▶ [EXERCISE DIRECTIONS]: Search the data for the string "通过表演朗读" and extract every line where it appears.

·····

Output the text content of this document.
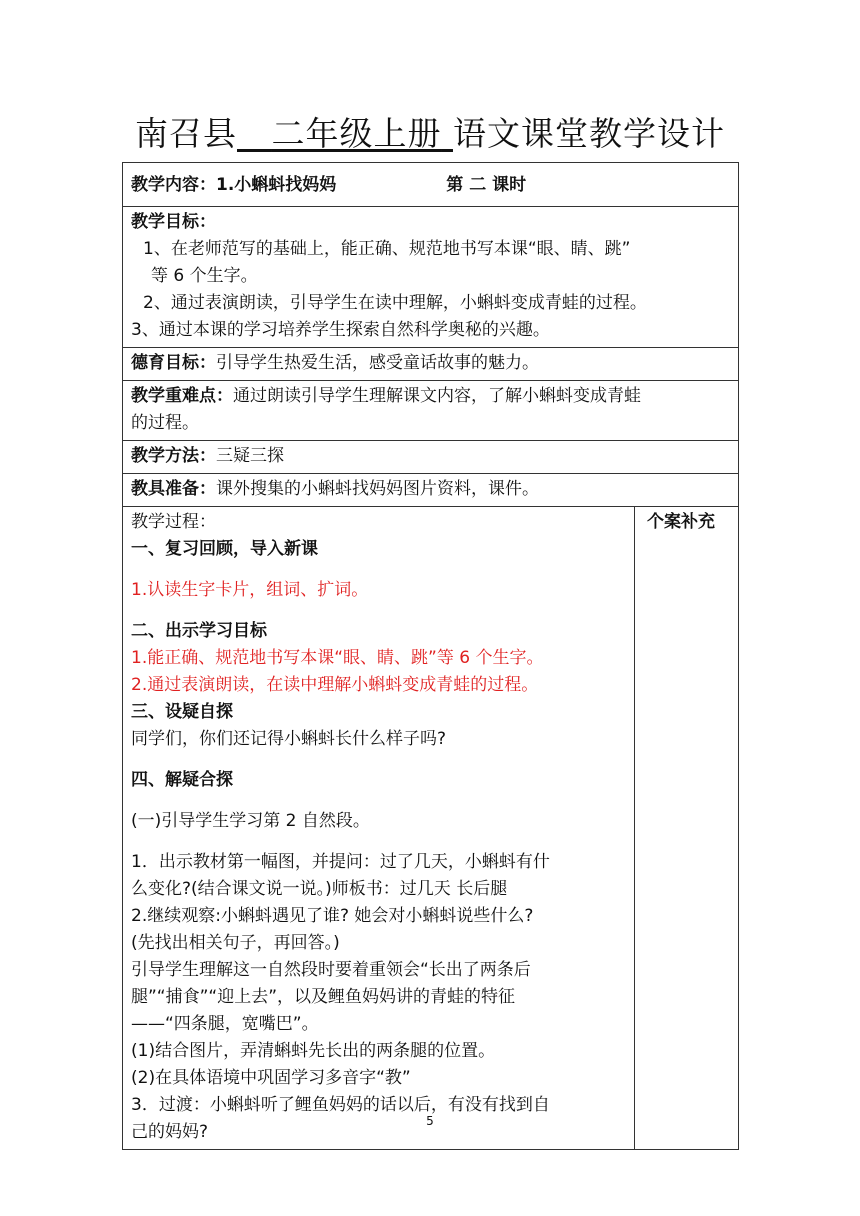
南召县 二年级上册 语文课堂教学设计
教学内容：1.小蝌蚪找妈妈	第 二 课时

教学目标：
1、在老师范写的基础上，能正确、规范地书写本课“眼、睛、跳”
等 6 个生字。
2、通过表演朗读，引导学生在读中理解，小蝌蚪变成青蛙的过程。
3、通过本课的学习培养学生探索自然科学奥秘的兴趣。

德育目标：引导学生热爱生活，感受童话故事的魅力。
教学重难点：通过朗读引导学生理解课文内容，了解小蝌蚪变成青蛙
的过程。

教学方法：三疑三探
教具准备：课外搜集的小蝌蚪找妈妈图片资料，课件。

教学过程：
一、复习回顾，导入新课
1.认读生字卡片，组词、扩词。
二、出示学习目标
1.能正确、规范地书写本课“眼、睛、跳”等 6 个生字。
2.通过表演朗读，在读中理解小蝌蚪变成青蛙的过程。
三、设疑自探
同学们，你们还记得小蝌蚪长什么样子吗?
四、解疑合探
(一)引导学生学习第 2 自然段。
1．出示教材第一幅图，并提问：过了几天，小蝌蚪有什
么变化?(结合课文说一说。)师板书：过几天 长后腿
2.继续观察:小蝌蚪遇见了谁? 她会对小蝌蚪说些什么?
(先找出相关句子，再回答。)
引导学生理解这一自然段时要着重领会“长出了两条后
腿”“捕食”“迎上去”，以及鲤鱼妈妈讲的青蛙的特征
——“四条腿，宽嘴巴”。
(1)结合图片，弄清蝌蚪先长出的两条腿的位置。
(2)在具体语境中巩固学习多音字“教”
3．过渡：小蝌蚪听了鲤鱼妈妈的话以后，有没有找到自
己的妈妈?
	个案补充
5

·····

▶ [FULL ANSWER]:
2、通过表演朗读，引导学生在读中理解，小蝌蚪变成青蛙的过程。
2.通过表演朗读，在读中理解小蝌蚪变成青蛙的过程。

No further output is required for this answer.